Source records:
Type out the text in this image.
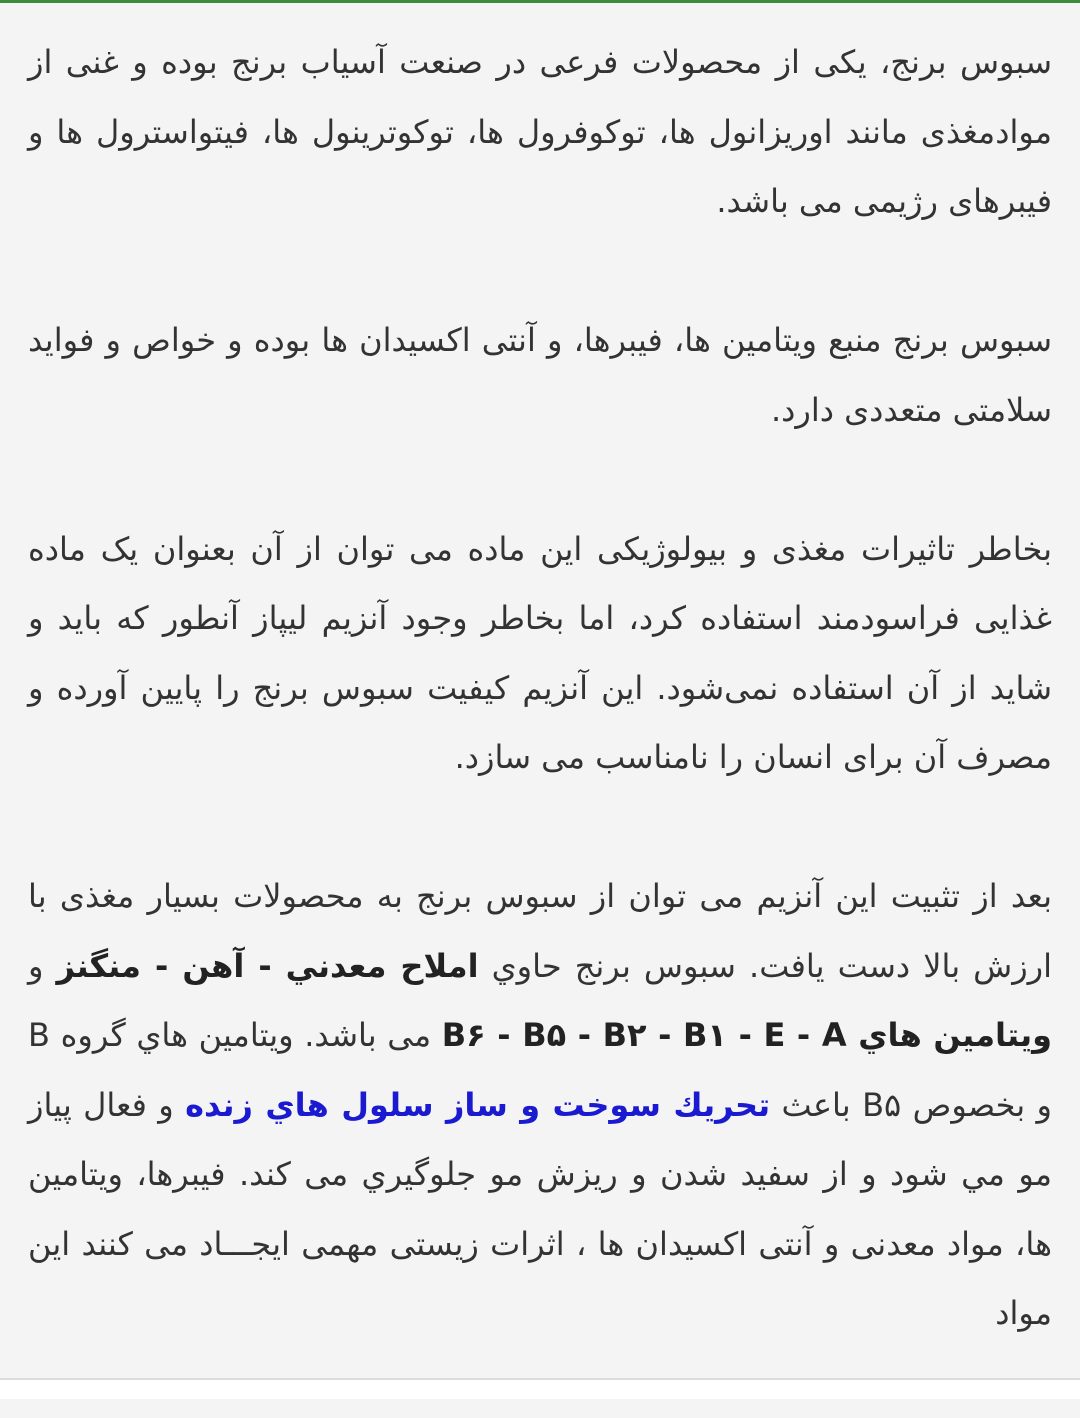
سبوس برنج، یکی از محصولات فرعی در صنعت آسیاب برنج بوده و غنی از موادمغذی مانند اوریزانول ها، توکوفرول ها، توکوترینول ها، فیتواسترول ها و فیبرهای رژیمی می باشد.

سبوس برنج منبع ویتامین ها، فیبرها، و آنتی اکسیدان ها بوده و خواص و فواید سلامتی متعددی دارد.

بخاطر تاثیرات مغذی و بیولوژیکی این ماده می توان از آن بعنوان یک ماده غذایی فراسودمند استفاده کرد، اما بخاطر وجود آنزیم لیپاز آنطور که باید و شاید از آن استفاده نمی‌شود. این آنزیم کیفیت سبوس برنج را پایین آورده و مصرف آن برای انسان را نامناسب می سازد.

بعد از تثبیت این آنزیم می توان از سبوس برنج به محصولات بسیار مغذی با ارزش بالا دست یافت. سبوس برنج حاوي املاح معدني - آهن - منگنز و ويتامين هاي B۶ - B۵ - B۲ - B۱ - E - A می باشد. ويتامين هاي گروه B و بخصوص B۵ باعث تحريك سوخت و ساز سلول هاي زنده و فعال پياز مو مي شود و از سفيد شدن و ريزش مو جلوگيري می کند. فیبرها، ویتامین ها، مواد معدنی و آنتی اکسیدان ها ، اثرات زیستی مهمی ایجـــاد می کنند این مواد
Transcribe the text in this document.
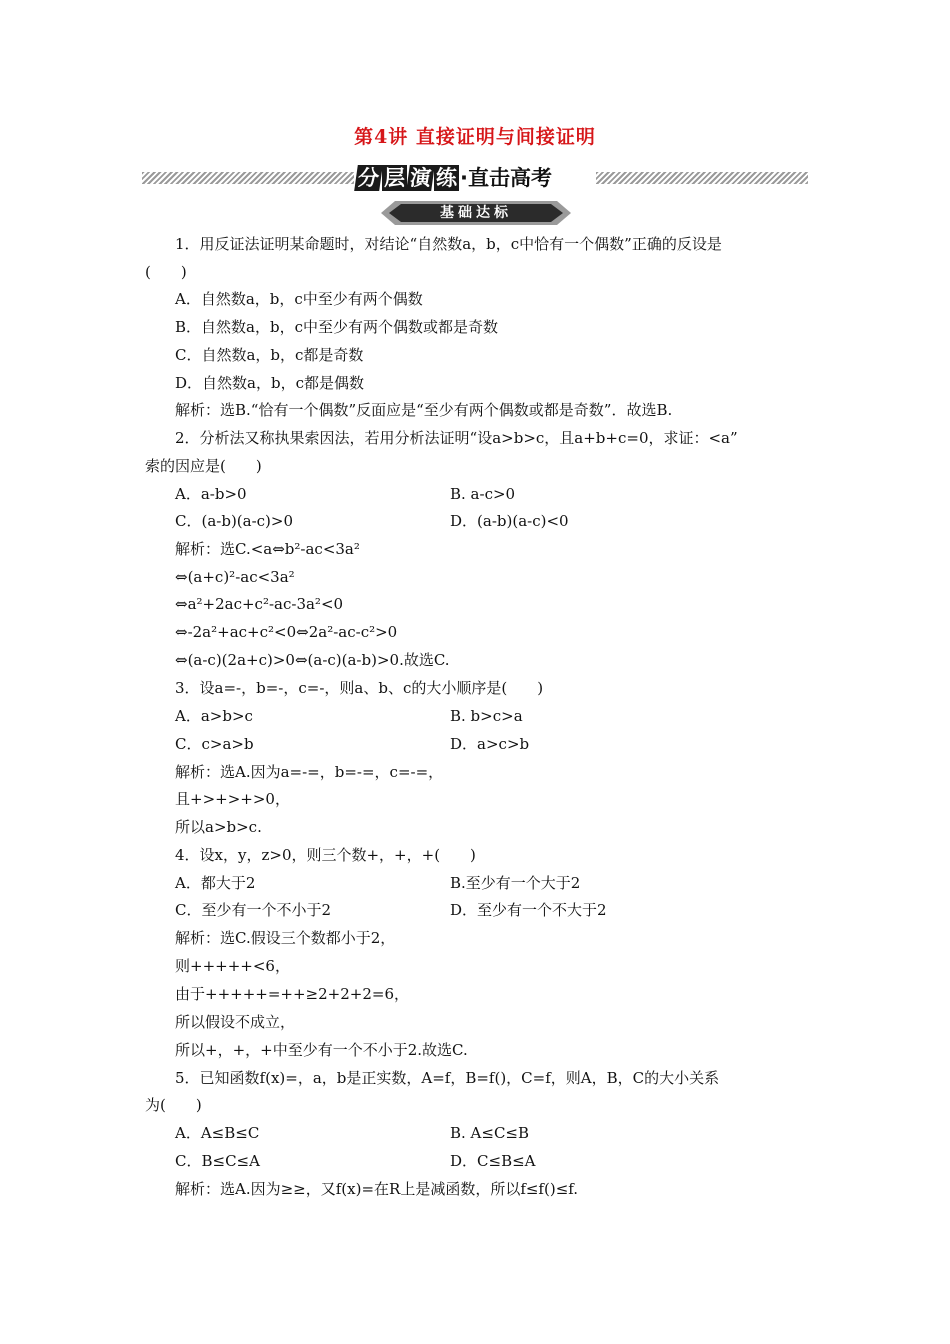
第4讲 直接证明与间接证明
分 层 演 练 ·直击高考
基础达标
1．用反证法证明某命题时，对结论“自然数a，b，c中恰有一个偶数”正确的反设是
(　　)
A．自然数a，b，c中至少有两个偶数
B．自然数a，b，c中至少有两个偶数或都是奇数
C．自然数a，b，c都是奇数
D．自然数a，b，c都是偶数
解析：选B.“恰有一个偶数”反面应是“至少有两个偶数或都是奇数”．故选B.
2．分析法又称执果索因法，若用分析法证明“设a>b>c，且a+b+c=0，求证：<a”
索的因应是(　　)
A．a-b>0	B. a-c>0
C．(a-b)(a-c)>0	D．(a-b)(a-c)<0
解析：选C.<a⇔b²-ac<3a²
⇔(a+c)²-ac<3a²
⇔a²+2ac+c²-ac-3a²<0
⇔-2a²+ac+c²<0⇔2a²-ac-c²>0
⇔(a-c)(2a+c)>0⇔(a-c)(a-b)>0.故选C.
3．设a=-，b=-，c=-，则a、b、c的大小顺序是(　　)
A．a>b>c	B. b>c>a
C．c>a>b	D．a>c>b
解析：选A.因为a=-=，b=-=，c=-=，
且+>+>+>0，
所以a>b>c.
4．设x，y，z>0，则三个数+，+，+(　　)
A．都大于2	B.至少有一个大于2
C．至少有一个不小于2	D．至少有一个不大于2
解析：选C.假设三个数都小于2，
则+++++<6，
由于+++++=++≥2+2+2=6，
所以假设不成立，
所以+，+，+中至少有一个不小于2.故选C.
5．已知函数f(x)=，a，b是正实数，A=f，B=f()，C=f，则A，B，C的大小关系
为(　　)
A．A≤B≤C	B. A≤C≤B
C．B≤C≤A	D．C≤B≤A
解析：选A.因为≥≥，又f(x)=在R上是减函数，所以f≤f()≤f.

*SHORT PROBLEM:* Look above for the line containing "Transcribe the text in this document."; output that line and all lines after it through the last one exactly, without the pictures.

*EXERCISE RESPONSE:*
Transcribe the text in this document.
第4讲 直接证明与间接证明
分 层 演 练 ·直击高考
基础达标
1．用反证法证明某命题时，对结论“自然数a，b，c中恰有一个偶数”正确的反设是
(　　)
A．自然数a，b，c中至少有两个偶数
B．自然数a，b，c中至少有两个偶数或都是奇数
C．自然数a，b，c都是奇数
D．自然数a，b，c都是偶数
解析：选B.“恰有一个偶数”反面应是“至少有两个偶数或都是奇数”．故选B.
2．分析法又称执果索因法，若用分析法证明“设a>b>c，且a+b+c=0，求证：<a”
索的因应是(　　)
A．a-b>0	B. a-c>0
C．(a-b)(a-c)>0	D．(a-b)(a-c)<0
解析：选C.<a⇔b²-ac<3a²
⇔(a+c)²-ac<3a²
⇔a²+2ac+c²-ac-3a²<0
⇔-2a²+ac+c²<0⇔2a²-ac-c²>0
⇔(a-c)(2a+c)>0⇔(a-c)(a-b)>0.故选C.
3．设a=-，b=-，c=-，则a、b、c的大小顺序是(　　)
A．a>b>c	B. b>c>a
C．c>a>b	D．a>c>b
解析：选A.因为a=-=，b=-=，c=-=，
且+>+>+>0，
所以a>b>c.
4．设x，y，z>0，则三个数+，+，+(　　)
A．都大于2	B.至少有一个大于2
C．至少有一个不小于2	D．至少有一个不大于2
解析：选C.假设三个数都小于2，
则+++++<6，
由于+++++=++≥2+2+2=6，
所以假设不成立，
所以+，+，+中至少有一个不小于2.故选C.
5．已知函数f(x)=，a，b是正实数，A=f，B=f()，C=f，则A，B，C的大小关系
为(　　)
A．A≤B≤C	B. A≤C≤B
C．B≤C≤A	D．C≤B≤A
解析：选A.因为≥≥，又f(x)=在R上是减函数，所以f≤f()≤f.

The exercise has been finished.